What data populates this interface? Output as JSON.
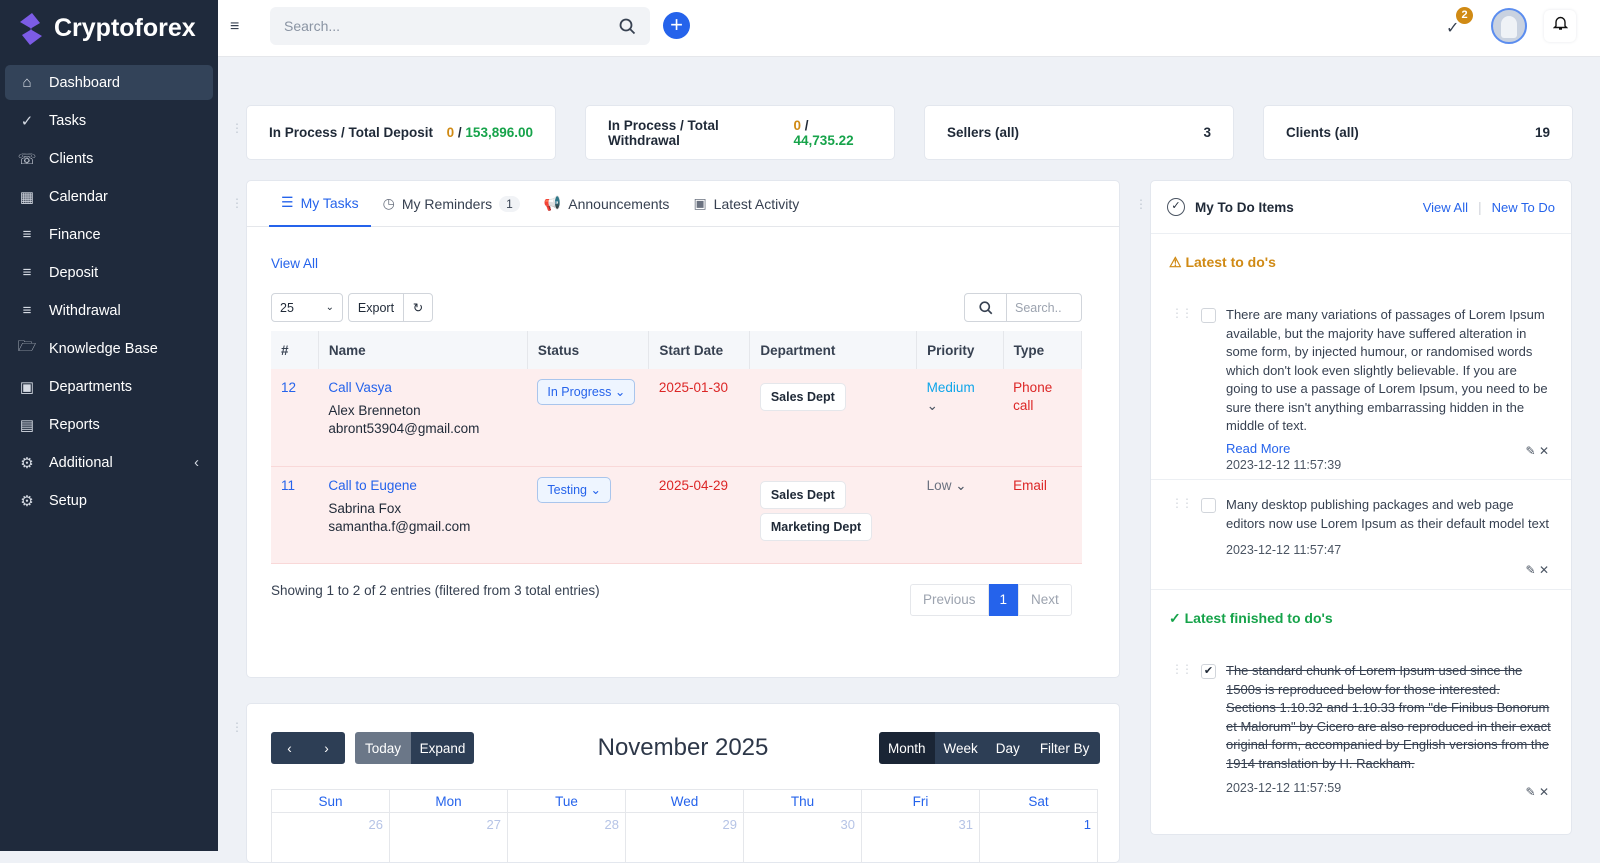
{
  "brand": {
    "name": "Cryptoforex"
  },
  "sidebar": {
    "items": [
      {
        "label": "Dashboard",
        "icon": "home-icon"
      },
      {
        "label": "Tasks",
        "icon": "check-circle-icon"
      },
      {
        "label": "Clients",
        "icon": "phone-icon"
      },
      {
        "label": "Calendar",
        "icon": "calendar-icon"
      },
      {
        "label": "Finance",
        "icon": "list-icon"
      },
      {
        "label": "Deposit",
        "icon": "list-icon"
      },
      {
        "label": "Withdrawal",
        "icon": "list-icon"
      },
      {
        "label": "Knowledge Base",
        "icon": "folder-icon"
      },
      {
        "label": "Departments",
        "icon": "id-card-icon"
      },
      {
        "label": "Reports",
        "icon": "chart-icon"
      },
      {
        "label": "Additional",
        "icon": "gears-icon"
      },
      {
        "label": "Setup",
        "icon": "gear-icon"
      }
    ]
  },
  "topbar": {
    "search_placeholder": "Search...",
    "notifications_count": "2"
  },
  "stats": [
    {
      "label": "In Process / Total Deposit",
      "in_process": "0",
      "total": "153,896.00"
    },
    {
      "label": "In Process / Total Withdrawal",
      "in_process": "0",
      "total": "44,735.22"
    },
    {
      "label": "Sellers (all)",
      "value": "3"
    },
    {
      "label": "Clients (all)",
      "value": "19"
    }
  ],
  "tasks": {
    "tabs": [
      {
        "label": "My Tasks"
      },
      {
        "label": "My Reminders",
        "badge": "1"
      },
      {
        "label": "Announcements"
      },
      {
        "label": "Latest Activity"
      }
    ],
    "view_all": "View All",
    "page_size": "25",
    "export": "Export",
    "search_placeholder": "Search..",
    "columns": [
      "#",
      "Name",
      "Status",
      "Start Date",
      "Department",
      "Priority",
      "Type"
    ],
    "rows": [
      {
        "id": "12",
        "title": "Call Vasya",
        "client": "Alex Brenneton",
        "email": "abront53904@gmail.com",
        "status": "In Progress",
        "start": "2025-01-30",
        "depts": [
          "Sales Dept"
        ],
        "priority": "Medium",
        "type": "Phone call"
      },
      {
        "id": "11",
        "title": "Call to Eugene",
        "client": "Sabrina Fox",
        "email": "samantha.f@gmail.com",
        "status": "Testing",
        "start": "2025-04-29",
        "depts": [
          "Sales Dept",
          "Marketing Dept"
        ],
        "priority": "Low",
        "type": "Email"
      }
    ],
    "info": "Showing 1 to 2 of 2 entries (filtered from 3 total entries)",
    "pagination": {
      "prev": "Previous",
      "page": "1",
      "next": "Next"
    }
  },
  "todo": {
    "title": "My To Do Items",
    "view_all": "View All",
    "new": "New To Do",
    "latest_heading": "Latest to do's",
    "finished_heading": "Latest finished to do's",
    "read_more": "Read More",
    "latest": [
      {
        "text": "There are many variations of passages of Lorem Ipsum available, but the majority have suffered alteration in some form, by injected humour, or randomised words which don't look even slightly believable. If you are going to use a passage of Lorem Ipsum, you need to be sure there isn't anything embarrassing hidden in the middle of text.",
        "time": "2023-12-12 11:57:39"
      },
      {
        "text": "Many desktop publishing packages and web page editors now use Lorem Ipsum as their default model text",
        "time": "2023-12-12 11:57:47"
      }
    ],
    "finished": [
      {
        "text": "The standard chunk of Lorem Ipsum used since the 1500s is reproduced below for those interested. Sections 1.10.32 and 1.10.33 from \"de Finibus Bonorum et Malorum\" by Cicero are also reproduced in their exact original form, accompanied by English versions from the 1914 translation by H. Rackham.",
        "time": "2023-12-12 11:57:59"
      }
    ]
  },
  "calendar": {
    "title": "November 2025",
    "today": "Today",
    "expand": "Expand",
    "views": [
      "Month",
      "Week",
      "Day",
      "Filter By"
    ],
    "days": [
      "Sun",
      "Mon",
      "Tue",
      "Wed",
      "Thu",
      "Fri",
      "Sat"
    ],
    "first_week": [
      "26",
      "27",
      "28",
      "29",
      "30",
      "31",
      "1"
    ]
  }
}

**Task details**
Make a verbatim copy of all the entries and strip out the pictures.

**Output for this task**
What data populates this interface? Output as JSON.
{
  "brand": {
    "name": "Cryptoforex"
  },
  "sidebar": {
    "items": [
      {
        "label": "Dashboard",
        "icon": "home-icon"
      },
      {
        "label": "Tasks",
        "icon": "check-circle-icon"
      },
      {
        "label": "Clients",
        "icon": "phone-icon"
      },
      {
        "label": "Calendar",
        "icon": "calendar-icon"
      },
      {
        "label": "Finance",
        "icon": "list-icon"
      },
      {
        "label": "Deposit",
        "icon": "list-icon"
      },
      {
        "label": "Withdrawal",
        "icon": "list-icon"
      },
      {
        "label": "Knowledge Base",
        "icon": "folder-icon"
      },
      {
        "label": "Departments",
        "icon": "id-card-icon"
      },
      {
        "label": "Reports",
        "icon": "chart-icon"
      },
      {
        "label": "Additional",
        "icon": "gears-icon"
      },
      {
        "label": "Setup",
        "icon": "gear-icon"
      }
    ]
  },
  "topbar": {
    "search_placeholder": "Search...",
    "notifications_count": "2"
  },
  "stats": [
    {
      "label": "In Process / Total Deposit",
      "in_process": "0",
      "total": "153,896.00"
    },
    {
      "label": "In Process / Total Withdrawal",
      "in_process": "0",
      "total": "44,735.22"
    },
    {
      "label": "Sellers (all)",
      "value": "3"
    },
    {
      "label": "Clients (all)",
      "value": "19"
    }
  ],
  "tasks": {
    "tabs": [
      {
        "label": "My Tasks"
      },
      {
        "label": "My Reminders",
        "badge": "1"
      },
      {
        "label": "Announcements"
      },
      {
        "label": "Latest Activity"
      }
    ],
    "view_all": "View All",
    "page_size": "25",
    "export": "Export",
    "search_placeholder": "Search..",
    "columns": [
      "#",
      "Name",
      "Status",
      "Start Date",
      "Department",
      "Priority",
      "Type"
    ],
    "rows": [
      {
        "id": "12",
        "title": "Call Vasya",
        "client": "Alex Brenneton",
        "email": "abront53904@gmail.com",
        "status": "In Progress",
        "start": "2025-01-30",
        "depts": [
          "Sales Dept"
        ],
        "priority": "Medium",
        "type": "Phone call"
      },
      {
        "id": "11",
        "title": "Call to Eugene",
        "client": "Sabrina Fox",
        "email": "samantha.f@gmail.com",
        "status": "Testing",
        "start": "2025-04-29",
        "depts": [
          "Sales Dept",
          "Marketing Dept"
        ],
        "priority": "Low",
        "type": "Email"
      }
    ],
    "info": "Showing 1 to 2 of 2 entries (filtered from 3 total entries)",
    "pagination": {
      "prev": "Previous",
      "page": "1",
      "next": "Next"
    }
  },
  "todo": {
    "title": "My To Do Items",
    "view_all": "View All",
    "new": "New To Do",
    "latest_heading": "Latest to do's",
    "finished_heading": "Latest finished to do's",
    "read_more": "Read More",
    "latest": [
      {
        "text": "There are many variations of passages of Lorem Ipsum available, but the majority have suffered alteration in some form, by injected humour, or randomised words which don't look even slightly believable. If you are going to use a passage of Lorem Ipsum, you need to be sure there isn't anything embarrassing hidden in the middle of text.",
        "time": "2023-12-12 11:57:39"
      },
      {
        "text": "Many desktop publishing packages and web page editors now use Lorem Ipsum as their default model text",
        "time": "2023-12-12 11:57:47"
      }
    ],
    "finished": [
      {
        "text": "The standard chunk of Lorem Ipsum used since the 1500s is reproduced below for those interested. Sections 1.10.32 and 1.10.33 from \"de Finibus Bonorum et Malorum\" by Cicero are also reproduced in their exact original form, accompanied by English versions from the 1914 translation by H. Rackham.",
        "time": "2023-12-12 11:57:59"
      }
    ]
  },
  "calendar": {
    "title": "November 2025",
    "today": "Today",
    "expand": "Expand",
    "views": [
      "Month",
      "Week",
      "Day",
      "Filter By"
    ],
    "days": [
      "Sun",
      "Mon",
      "Tue",
      "Wed",
      "Thu",
      "Fri",
      "Sat"
    ],
    "first_week": [
      "26",
      "27",
      "28",
      "29",
      "30",
      "31",
      "1"
    ]
  }
}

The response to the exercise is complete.